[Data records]
---------------
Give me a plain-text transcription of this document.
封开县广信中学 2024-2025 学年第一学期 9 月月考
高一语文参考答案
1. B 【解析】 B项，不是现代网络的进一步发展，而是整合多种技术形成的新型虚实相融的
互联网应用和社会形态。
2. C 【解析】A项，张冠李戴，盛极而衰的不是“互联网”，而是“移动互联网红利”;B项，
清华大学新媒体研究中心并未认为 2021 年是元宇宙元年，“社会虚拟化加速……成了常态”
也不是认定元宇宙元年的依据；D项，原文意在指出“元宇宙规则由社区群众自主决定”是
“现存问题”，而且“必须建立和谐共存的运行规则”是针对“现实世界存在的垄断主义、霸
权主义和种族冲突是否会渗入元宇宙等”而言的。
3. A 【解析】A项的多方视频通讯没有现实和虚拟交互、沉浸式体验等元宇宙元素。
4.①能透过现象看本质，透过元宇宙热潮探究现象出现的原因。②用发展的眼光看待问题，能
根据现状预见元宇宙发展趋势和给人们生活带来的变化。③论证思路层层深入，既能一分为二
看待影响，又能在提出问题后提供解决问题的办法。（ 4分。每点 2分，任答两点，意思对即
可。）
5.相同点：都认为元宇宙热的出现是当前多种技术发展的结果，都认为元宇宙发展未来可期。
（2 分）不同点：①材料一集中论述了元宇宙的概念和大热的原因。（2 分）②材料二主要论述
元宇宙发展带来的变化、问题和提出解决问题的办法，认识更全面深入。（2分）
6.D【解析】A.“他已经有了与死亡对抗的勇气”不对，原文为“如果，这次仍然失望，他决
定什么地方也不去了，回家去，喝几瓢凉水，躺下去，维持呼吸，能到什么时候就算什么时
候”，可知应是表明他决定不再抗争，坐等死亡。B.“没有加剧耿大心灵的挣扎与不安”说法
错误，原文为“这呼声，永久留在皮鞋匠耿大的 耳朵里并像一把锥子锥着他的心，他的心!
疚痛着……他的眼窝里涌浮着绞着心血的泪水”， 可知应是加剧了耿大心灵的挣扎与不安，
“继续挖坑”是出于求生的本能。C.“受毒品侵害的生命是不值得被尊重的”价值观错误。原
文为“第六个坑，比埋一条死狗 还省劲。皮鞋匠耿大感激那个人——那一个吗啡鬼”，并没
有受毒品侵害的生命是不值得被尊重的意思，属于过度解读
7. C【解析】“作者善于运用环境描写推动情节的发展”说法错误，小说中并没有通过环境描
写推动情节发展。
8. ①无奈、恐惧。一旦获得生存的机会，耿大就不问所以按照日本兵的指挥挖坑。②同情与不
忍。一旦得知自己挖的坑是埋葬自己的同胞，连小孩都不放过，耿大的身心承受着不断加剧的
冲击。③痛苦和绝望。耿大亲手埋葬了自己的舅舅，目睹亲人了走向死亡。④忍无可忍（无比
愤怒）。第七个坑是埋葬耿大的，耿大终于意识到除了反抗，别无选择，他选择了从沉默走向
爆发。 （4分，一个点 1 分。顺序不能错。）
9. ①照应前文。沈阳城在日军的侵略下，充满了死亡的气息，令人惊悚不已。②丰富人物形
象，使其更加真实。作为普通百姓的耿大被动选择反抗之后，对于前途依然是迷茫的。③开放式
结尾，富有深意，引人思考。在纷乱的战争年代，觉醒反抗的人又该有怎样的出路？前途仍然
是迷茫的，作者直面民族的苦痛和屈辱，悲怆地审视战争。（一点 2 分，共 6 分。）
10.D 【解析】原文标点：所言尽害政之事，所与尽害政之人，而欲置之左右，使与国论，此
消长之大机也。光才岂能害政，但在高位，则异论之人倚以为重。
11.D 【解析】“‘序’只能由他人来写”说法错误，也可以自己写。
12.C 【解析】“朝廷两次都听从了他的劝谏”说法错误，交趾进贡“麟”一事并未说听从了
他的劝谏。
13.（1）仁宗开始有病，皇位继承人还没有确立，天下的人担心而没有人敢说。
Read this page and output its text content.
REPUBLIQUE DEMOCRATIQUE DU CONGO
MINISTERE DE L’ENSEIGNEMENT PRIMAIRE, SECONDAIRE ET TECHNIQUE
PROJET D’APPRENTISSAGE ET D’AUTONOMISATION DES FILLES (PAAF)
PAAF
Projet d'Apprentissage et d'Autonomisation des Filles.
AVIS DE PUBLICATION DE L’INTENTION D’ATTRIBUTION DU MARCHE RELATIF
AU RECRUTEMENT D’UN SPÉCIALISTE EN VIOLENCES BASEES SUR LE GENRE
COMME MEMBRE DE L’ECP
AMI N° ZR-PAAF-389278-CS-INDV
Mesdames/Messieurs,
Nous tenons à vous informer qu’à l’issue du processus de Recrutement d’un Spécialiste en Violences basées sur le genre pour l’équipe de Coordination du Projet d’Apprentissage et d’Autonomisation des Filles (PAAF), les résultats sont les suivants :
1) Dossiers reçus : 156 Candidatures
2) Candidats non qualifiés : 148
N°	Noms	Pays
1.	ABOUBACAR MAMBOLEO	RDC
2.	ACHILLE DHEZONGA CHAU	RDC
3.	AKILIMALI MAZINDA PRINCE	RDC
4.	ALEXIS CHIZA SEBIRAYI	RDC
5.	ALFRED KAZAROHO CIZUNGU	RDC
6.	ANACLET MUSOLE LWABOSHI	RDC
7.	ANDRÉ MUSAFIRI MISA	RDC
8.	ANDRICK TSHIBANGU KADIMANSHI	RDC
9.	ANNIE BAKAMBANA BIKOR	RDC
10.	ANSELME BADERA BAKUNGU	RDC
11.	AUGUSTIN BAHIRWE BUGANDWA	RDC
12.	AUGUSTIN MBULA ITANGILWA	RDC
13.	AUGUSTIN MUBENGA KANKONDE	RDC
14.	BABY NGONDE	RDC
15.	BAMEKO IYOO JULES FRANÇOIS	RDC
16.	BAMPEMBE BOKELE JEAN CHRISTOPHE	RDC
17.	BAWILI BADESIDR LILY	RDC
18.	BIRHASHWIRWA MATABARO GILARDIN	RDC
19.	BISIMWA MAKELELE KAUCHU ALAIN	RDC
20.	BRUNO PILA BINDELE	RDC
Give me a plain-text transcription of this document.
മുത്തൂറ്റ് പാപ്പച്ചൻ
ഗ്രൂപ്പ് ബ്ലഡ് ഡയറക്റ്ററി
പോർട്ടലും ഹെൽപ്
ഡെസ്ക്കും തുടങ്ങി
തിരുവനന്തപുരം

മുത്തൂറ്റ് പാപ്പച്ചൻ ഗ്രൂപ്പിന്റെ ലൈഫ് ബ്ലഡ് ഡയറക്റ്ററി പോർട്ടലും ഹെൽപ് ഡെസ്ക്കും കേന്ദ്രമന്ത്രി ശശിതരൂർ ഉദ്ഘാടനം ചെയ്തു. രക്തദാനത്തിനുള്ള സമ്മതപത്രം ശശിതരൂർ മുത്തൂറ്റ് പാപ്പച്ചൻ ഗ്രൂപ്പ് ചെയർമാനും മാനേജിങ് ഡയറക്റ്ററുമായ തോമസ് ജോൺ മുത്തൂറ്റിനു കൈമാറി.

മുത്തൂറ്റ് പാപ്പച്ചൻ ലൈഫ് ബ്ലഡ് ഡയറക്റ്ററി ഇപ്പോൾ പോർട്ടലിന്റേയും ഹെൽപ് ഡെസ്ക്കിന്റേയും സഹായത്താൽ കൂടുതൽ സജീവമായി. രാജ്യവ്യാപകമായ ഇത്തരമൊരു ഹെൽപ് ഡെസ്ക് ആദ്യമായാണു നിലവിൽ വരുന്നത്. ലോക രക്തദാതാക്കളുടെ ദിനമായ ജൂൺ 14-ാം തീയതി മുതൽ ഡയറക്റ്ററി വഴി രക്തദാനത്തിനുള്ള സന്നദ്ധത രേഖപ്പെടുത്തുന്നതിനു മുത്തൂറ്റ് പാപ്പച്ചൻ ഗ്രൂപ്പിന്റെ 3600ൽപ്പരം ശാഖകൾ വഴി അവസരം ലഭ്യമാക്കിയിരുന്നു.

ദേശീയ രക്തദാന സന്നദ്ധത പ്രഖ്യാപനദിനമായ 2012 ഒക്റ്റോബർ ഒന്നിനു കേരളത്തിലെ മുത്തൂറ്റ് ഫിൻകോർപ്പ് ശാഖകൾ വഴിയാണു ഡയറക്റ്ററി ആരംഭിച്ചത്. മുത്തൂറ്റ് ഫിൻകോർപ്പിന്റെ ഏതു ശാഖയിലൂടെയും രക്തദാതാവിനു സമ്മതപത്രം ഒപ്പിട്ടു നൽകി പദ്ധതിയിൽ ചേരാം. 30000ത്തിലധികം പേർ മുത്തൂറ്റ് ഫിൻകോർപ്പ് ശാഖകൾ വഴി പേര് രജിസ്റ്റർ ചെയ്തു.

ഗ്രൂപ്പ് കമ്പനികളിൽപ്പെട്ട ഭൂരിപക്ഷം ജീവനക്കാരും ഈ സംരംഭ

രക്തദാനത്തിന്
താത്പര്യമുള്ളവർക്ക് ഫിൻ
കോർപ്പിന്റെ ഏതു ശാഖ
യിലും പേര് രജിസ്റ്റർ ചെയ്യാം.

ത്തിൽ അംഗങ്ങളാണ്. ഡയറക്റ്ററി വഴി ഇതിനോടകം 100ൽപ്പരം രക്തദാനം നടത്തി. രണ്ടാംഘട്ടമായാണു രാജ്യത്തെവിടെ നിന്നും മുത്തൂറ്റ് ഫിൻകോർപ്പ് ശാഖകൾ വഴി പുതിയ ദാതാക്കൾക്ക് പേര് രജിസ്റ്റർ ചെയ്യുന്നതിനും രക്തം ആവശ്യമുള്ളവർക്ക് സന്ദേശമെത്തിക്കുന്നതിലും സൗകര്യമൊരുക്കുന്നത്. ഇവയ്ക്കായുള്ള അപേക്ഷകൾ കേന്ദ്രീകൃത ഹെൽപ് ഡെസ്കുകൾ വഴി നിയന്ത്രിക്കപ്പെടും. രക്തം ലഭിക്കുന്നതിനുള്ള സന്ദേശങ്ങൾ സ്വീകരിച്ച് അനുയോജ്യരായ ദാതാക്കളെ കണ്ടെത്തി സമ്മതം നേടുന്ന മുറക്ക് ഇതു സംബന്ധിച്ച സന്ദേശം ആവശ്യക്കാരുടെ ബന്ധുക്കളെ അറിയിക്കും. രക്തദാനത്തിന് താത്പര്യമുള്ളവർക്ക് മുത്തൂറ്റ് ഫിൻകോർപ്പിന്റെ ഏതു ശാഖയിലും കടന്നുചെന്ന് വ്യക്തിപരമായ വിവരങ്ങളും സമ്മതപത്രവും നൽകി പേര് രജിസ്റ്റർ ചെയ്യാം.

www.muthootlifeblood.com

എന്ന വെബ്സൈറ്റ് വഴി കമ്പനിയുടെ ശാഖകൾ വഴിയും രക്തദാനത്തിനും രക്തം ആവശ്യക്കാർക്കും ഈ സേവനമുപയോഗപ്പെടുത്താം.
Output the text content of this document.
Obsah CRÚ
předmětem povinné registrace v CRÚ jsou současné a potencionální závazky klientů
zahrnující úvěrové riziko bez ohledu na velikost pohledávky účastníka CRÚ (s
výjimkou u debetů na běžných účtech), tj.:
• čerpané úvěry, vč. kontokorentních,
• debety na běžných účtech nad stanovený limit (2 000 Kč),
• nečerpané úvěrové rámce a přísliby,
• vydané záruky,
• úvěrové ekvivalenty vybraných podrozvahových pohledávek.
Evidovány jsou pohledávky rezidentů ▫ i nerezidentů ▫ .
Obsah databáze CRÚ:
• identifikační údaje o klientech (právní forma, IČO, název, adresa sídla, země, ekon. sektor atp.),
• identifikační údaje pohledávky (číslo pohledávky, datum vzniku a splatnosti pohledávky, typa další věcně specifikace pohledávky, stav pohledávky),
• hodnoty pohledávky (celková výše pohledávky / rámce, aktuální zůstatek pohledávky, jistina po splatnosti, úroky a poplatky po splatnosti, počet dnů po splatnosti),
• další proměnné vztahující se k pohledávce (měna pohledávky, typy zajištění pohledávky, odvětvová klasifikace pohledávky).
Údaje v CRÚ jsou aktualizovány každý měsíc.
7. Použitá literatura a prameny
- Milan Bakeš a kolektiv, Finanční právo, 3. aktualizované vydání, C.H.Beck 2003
---------------
* What is asked: Which lines contain the word "identifikační"? Return each of them.

* Exercise response:
• identifikační údaje o klientech (právní forma, IČO, název, adresa sídla, země, ekon. sektor atp.),
• identifikační údaje pohledávky (číslo pohledávky, datum vzniku a splatnosti pohledávky, typa další věcně specifikace pohledávky, stav pohledávky),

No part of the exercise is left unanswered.